Dataset rows:
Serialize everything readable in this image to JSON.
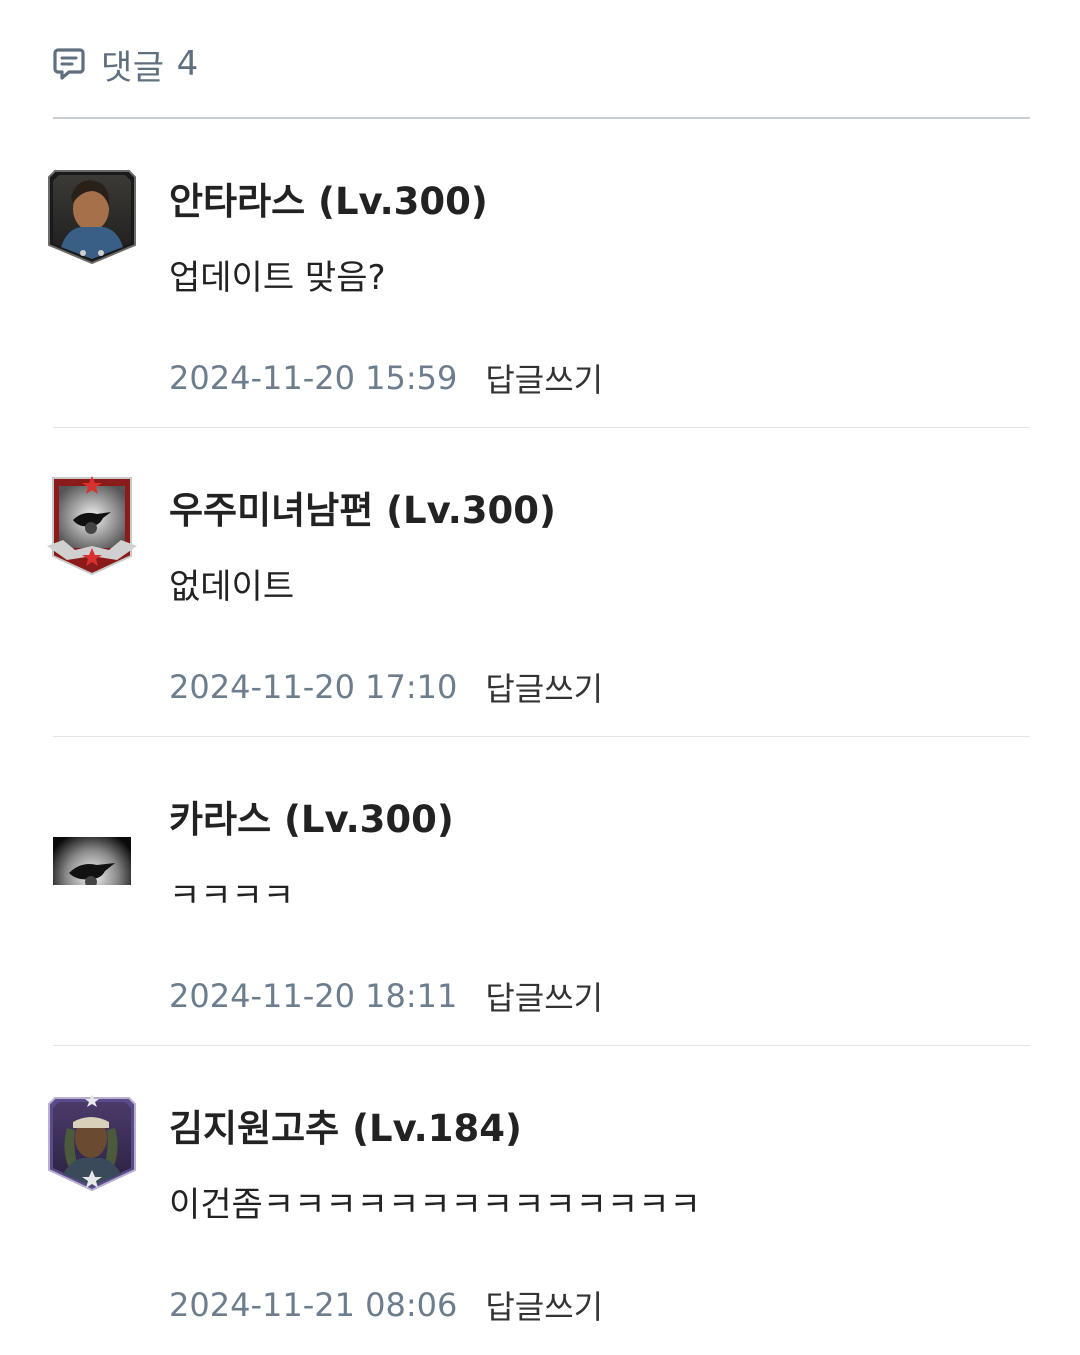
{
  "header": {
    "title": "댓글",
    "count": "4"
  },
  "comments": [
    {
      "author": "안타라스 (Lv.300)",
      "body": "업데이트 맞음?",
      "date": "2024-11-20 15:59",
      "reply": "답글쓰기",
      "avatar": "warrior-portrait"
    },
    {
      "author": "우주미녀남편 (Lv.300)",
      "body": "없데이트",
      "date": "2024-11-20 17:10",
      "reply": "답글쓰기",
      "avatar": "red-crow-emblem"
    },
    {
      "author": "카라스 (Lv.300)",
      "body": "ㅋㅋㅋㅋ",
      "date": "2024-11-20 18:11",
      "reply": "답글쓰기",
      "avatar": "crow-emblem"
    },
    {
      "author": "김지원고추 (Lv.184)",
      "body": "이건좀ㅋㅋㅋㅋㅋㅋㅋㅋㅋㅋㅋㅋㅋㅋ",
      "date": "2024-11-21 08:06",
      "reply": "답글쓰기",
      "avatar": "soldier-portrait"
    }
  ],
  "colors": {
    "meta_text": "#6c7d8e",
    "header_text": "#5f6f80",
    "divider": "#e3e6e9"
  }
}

WHAT THE TASK REQUIRES: State the number of lines above that hold the string "body", with nothing added.

RESULT FOR THIS EXERCISE: 4